◆ **Information supplied**:
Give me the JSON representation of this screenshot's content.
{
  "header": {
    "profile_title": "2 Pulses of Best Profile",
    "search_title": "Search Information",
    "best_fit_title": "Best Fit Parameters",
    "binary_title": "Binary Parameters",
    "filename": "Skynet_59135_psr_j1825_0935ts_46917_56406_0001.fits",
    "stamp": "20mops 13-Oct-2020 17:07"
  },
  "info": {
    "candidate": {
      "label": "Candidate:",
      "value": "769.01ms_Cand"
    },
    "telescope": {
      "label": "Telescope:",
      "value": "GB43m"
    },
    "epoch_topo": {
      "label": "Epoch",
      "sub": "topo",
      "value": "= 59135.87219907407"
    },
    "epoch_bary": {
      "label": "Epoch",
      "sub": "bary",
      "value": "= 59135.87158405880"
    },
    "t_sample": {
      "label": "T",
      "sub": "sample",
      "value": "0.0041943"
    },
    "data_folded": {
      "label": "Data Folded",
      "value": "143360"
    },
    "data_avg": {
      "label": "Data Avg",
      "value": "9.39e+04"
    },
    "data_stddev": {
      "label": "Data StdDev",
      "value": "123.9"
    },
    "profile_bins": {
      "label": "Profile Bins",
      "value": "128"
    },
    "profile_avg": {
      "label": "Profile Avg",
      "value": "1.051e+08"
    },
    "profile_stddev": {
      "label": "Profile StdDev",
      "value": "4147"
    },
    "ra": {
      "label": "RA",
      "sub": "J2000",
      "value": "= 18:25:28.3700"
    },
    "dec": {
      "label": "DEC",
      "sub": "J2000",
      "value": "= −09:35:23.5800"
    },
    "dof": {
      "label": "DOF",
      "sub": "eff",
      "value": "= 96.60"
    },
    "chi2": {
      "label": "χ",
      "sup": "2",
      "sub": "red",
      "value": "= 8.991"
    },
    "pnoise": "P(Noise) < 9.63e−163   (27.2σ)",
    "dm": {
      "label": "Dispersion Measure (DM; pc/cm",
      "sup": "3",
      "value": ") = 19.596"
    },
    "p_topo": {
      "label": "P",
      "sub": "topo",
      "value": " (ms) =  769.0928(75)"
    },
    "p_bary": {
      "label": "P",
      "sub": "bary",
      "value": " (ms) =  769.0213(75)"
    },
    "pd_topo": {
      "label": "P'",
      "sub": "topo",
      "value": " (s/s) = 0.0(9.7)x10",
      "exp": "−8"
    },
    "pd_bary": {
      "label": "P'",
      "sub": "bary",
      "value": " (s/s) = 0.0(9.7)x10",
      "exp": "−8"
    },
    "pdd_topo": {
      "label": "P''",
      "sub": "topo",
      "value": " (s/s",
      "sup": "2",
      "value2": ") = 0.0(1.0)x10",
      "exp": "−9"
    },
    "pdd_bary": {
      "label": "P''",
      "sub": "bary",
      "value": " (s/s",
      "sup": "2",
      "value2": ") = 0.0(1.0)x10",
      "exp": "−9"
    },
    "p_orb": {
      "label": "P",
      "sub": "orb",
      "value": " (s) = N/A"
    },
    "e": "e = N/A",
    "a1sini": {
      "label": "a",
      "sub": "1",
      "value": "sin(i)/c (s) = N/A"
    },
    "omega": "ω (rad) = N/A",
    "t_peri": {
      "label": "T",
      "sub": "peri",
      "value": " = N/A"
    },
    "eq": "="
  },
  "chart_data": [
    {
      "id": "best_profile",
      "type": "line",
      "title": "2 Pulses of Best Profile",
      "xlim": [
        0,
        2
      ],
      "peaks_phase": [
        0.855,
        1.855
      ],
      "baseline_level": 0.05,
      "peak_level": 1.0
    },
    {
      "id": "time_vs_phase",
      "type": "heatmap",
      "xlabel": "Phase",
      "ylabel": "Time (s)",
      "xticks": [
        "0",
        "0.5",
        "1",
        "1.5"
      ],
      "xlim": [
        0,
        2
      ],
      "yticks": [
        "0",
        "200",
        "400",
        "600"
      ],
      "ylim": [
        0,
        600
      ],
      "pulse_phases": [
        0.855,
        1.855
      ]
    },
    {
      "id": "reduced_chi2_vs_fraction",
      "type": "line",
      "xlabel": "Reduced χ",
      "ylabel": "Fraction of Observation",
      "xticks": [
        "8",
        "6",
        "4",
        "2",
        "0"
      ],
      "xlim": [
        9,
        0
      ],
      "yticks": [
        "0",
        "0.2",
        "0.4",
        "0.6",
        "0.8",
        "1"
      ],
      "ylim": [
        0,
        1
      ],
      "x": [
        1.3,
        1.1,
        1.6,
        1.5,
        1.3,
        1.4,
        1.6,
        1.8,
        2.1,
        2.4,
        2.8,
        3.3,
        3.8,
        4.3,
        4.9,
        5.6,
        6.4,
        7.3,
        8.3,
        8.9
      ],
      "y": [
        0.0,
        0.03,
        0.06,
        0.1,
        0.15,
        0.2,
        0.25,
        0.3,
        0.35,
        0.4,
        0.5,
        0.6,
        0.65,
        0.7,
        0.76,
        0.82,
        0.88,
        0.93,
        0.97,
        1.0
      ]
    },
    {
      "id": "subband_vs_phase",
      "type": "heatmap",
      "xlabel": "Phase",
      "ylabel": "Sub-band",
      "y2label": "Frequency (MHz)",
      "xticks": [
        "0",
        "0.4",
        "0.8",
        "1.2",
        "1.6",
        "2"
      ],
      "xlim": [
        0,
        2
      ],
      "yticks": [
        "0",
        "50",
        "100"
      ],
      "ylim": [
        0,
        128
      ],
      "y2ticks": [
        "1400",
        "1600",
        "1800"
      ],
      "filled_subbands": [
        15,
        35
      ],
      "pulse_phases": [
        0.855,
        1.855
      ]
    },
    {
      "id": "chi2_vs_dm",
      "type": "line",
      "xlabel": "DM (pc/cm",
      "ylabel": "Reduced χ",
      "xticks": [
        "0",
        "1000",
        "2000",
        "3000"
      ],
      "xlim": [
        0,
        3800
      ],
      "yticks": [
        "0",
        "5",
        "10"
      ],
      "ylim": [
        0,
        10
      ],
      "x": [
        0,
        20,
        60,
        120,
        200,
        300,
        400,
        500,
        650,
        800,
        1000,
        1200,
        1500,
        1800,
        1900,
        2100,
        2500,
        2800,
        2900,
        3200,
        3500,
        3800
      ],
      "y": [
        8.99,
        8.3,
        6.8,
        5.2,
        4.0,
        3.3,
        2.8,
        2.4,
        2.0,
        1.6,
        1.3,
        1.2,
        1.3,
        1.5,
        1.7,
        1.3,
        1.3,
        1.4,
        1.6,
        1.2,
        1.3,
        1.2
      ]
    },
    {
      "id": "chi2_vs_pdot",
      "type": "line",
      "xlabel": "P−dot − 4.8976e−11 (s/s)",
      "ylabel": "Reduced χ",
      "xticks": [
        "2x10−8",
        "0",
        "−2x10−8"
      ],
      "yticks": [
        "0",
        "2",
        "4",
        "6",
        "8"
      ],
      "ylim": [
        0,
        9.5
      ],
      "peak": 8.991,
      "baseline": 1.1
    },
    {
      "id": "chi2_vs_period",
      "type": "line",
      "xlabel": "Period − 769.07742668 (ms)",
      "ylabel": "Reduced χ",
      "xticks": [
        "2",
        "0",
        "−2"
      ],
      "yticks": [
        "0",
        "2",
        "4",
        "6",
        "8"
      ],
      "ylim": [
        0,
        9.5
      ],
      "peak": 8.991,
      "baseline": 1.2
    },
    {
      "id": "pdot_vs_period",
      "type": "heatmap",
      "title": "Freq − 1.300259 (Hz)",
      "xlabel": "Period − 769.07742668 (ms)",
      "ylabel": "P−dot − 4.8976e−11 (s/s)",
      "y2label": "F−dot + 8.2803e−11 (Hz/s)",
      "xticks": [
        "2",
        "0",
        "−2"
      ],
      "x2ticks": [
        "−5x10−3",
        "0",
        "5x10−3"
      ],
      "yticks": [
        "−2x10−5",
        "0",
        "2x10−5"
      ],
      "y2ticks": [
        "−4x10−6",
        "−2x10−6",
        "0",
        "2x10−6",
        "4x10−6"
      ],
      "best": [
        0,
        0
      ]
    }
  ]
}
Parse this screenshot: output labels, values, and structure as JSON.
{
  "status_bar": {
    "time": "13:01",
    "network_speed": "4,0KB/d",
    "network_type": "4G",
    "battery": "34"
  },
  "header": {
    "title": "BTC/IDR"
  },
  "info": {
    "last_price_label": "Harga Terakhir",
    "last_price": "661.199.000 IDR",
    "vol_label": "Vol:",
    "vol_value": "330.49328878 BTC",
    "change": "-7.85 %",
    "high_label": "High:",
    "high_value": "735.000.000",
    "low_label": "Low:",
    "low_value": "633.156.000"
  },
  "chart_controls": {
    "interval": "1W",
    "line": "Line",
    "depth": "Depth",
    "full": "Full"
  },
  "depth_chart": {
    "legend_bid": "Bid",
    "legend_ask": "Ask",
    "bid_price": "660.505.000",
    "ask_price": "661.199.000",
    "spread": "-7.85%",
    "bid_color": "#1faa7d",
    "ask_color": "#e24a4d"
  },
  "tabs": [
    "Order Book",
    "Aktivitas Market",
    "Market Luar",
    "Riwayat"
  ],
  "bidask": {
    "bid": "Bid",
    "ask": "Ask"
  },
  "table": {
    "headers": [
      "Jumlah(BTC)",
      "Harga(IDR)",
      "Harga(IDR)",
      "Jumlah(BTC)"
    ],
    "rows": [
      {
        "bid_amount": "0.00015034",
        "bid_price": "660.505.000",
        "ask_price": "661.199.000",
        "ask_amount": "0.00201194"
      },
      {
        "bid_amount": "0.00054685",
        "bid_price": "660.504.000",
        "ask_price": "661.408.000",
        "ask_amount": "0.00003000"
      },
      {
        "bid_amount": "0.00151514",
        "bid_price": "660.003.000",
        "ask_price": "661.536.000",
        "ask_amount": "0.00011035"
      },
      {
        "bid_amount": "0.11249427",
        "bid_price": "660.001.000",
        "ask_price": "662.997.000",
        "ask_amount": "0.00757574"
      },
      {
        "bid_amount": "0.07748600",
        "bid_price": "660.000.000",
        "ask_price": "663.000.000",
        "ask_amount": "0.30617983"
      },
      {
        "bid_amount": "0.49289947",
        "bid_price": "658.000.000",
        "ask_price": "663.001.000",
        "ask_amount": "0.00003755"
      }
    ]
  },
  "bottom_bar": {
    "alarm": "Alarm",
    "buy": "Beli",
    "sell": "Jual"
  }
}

◆ **To be done**: Write out every line of the entries that holds the word "screenshot".

◆ **Complete output**:
Give me the JSON representation of this screenshot's content.
Parse this screenshot: output labels, values, and structure as JSON.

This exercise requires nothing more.